Every line containing the word "Master" needs to be found and copied.

━━━━━ Raw records

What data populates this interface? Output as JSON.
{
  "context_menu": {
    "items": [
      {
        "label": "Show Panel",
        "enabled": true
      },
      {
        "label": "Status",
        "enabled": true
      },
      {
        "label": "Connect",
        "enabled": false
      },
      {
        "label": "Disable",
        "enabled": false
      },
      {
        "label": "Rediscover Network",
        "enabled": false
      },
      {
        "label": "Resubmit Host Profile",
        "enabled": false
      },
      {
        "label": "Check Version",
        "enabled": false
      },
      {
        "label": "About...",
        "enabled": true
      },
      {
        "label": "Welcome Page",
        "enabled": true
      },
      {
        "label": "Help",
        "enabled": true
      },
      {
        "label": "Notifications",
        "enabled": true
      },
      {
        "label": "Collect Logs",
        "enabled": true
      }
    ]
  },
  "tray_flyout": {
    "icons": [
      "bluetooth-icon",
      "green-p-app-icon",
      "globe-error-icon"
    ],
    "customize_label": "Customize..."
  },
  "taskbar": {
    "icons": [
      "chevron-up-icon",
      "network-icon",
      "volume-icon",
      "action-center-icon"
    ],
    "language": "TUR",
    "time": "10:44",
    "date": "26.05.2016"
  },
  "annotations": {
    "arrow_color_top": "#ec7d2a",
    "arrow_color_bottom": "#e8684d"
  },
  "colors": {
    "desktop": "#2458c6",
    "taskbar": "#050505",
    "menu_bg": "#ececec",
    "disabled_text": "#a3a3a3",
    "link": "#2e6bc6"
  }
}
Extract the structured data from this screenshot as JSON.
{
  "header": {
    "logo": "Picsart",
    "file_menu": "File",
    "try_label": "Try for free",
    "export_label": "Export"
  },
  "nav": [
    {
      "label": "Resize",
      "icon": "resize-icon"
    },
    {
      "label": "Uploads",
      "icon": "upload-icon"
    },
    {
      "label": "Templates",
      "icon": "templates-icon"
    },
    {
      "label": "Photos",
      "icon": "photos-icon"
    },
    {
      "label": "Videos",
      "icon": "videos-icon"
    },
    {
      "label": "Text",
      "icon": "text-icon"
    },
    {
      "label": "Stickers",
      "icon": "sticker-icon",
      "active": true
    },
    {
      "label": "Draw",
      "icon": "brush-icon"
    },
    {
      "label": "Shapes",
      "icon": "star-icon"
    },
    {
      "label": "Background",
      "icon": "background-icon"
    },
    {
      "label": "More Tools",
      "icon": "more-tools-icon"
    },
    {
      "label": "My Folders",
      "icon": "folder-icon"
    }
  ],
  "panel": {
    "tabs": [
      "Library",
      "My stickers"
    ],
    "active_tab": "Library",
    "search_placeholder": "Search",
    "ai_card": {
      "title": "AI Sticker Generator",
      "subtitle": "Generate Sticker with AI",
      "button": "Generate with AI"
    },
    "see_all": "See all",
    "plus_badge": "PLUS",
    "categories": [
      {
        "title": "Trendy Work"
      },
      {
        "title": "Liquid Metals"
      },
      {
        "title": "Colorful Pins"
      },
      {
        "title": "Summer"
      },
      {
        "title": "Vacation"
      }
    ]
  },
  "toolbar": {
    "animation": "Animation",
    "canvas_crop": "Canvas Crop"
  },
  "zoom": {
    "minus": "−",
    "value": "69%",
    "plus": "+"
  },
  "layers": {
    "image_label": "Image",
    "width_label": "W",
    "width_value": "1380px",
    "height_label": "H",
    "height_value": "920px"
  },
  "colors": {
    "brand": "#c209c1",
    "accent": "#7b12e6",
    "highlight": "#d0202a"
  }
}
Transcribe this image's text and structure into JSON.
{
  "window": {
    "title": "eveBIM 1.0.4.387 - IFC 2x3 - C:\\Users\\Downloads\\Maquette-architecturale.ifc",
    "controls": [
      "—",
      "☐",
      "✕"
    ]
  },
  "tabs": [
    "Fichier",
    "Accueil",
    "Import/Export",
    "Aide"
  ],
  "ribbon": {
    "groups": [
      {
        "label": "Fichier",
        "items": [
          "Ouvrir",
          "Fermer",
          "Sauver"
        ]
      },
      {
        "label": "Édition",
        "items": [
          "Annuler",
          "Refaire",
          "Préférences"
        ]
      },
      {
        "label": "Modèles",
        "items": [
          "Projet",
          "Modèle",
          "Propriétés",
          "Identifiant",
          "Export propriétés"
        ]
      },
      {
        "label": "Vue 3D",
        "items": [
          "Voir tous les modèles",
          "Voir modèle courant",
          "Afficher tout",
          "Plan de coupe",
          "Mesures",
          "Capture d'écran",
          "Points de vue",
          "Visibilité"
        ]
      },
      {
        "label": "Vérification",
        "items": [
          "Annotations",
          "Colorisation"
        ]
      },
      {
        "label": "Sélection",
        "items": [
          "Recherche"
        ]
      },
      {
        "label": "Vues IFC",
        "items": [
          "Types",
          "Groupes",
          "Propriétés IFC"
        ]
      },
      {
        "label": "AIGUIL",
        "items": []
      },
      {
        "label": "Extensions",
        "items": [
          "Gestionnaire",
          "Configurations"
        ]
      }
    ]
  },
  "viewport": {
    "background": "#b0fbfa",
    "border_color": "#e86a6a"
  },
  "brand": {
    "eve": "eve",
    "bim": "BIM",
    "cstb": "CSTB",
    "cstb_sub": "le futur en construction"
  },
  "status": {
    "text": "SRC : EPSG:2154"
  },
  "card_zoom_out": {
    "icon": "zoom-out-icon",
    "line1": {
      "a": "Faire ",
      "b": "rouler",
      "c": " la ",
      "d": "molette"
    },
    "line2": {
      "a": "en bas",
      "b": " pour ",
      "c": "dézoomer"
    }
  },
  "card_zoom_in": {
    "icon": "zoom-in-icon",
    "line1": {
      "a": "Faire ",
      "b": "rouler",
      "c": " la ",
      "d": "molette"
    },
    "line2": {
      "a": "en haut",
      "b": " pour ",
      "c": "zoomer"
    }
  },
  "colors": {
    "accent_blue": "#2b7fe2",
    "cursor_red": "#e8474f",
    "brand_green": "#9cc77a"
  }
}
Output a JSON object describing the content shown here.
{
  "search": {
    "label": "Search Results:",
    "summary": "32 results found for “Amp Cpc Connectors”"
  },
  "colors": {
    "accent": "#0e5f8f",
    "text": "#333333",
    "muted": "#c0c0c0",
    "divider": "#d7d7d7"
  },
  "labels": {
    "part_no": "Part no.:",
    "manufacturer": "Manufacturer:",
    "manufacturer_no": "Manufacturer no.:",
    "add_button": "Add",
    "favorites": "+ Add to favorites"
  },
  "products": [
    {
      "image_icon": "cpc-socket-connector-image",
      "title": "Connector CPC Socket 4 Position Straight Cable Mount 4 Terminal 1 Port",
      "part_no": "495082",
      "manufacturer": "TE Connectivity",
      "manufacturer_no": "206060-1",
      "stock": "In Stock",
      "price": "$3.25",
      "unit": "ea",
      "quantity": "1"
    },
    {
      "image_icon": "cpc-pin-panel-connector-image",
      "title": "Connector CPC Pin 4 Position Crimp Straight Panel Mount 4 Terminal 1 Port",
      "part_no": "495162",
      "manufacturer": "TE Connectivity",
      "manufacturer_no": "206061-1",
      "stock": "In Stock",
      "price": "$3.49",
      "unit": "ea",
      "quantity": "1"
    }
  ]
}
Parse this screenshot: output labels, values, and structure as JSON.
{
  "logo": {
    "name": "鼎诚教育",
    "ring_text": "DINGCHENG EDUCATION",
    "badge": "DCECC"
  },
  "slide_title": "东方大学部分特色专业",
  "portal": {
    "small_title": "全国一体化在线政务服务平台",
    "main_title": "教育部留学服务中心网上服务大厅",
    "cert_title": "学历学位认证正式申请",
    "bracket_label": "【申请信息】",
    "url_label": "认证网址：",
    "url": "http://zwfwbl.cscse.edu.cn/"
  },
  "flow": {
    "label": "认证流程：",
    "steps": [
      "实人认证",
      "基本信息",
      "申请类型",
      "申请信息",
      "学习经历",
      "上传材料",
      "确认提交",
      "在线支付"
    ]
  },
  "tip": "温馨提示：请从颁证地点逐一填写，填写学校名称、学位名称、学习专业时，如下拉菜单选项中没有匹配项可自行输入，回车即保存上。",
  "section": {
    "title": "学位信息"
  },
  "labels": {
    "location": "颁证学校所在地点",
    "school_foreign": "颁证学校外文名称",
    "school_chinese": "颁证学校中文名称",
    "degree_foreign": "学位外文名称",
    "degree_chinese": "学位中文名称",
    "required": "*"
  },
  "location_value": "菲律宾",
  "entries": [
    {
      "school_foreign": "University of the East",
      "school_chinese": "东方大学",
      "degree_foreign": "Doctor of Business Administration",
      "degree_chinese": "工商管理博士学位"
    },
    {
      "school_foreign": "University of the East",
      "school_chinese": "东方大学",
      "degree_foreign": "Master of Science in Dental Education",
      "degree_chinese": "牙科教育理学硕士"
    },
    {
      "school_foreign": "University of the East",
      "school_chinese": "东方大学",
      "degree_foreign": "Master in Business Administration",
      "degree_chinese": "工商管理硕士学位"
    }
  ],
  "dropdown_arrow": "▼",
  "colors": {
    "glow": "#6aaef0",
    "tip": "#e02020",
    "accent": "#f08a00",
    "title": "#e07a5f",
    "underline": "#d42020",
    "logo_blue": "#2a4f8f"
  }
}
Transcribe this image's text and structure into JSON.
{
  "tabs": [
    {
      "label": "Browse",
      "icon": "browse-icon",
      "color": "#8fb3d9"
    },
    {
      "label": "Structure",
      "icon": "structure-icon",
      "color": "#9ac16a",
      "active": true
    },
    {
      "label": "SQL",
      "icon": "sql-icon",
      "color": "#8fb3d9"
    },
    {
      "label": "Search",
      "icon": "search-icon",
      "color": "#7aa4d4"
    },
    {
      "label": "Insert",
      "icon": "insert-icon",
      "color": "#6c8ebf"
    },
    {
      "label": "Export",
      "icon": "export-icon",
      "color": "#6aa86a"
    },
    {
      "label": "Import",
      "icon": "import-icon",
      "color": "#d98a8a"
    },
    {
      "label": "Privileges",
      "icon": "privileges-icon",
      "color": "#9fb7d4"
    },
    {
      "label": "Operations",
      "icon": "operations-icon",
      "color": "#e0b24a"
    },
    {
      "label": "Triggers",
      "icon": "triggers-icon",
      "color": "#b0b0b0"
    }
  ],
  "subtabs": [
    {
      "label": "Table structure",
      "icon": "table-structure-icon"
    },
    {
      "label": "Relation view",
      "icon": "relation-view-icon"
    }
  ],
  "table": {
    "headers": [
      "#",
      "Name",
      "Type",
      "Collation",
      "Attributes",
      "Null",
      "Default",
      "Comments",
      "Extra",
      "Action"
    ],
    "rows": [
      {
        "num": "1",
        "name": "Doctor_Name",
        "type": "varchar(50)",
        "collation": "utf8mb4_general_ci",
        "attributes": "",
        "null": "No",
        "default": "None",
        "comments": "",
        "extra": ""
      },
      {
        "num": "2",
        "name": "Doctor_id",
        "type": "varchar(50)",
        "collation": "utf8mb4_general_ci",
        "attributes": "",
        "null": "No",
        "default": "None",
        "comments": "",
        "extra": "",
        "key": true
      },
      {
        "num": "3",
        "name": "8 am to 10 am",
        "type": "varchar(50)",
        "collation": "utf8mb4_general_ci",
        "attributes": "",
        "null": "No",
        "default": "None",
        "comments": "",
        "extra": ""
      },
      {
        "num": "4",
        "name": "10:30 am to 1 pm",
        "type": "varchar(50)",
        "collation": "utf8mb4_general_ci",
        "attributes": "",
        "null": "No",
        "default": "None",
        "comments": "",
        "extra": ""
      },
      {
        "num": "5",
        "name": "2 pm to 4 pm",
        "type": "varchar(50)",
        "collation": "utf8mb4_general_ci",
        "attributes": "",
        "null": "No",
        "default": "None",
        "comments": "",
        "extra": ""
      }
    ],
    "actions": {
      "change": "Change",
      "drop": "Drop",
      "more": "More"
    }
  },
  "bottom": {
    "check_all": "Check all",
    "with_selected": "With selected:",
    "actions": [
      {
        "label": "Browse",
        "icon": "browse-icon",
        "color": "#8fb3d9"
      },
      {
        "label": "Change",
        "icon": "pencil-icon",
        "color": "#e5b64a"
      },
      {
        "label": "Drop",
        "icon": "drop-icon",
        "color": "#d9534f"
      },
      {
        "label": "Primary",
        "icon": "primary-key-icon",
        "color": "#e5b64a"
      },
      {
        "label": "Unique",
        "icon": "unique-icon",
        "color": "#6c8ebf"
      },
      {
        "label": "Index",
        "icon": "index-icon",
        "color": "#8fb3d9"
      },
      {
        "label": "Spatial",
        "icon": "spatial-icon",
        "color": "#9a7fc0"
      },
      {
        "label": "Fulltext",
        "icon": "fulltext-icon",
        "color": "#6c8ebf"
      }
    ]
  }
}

━━━━━━━━━━

> _Worked answer_:
      "degree_foreign": "Master of Science in Dental Education",
      "degree_foreign": "Master in Business Administration",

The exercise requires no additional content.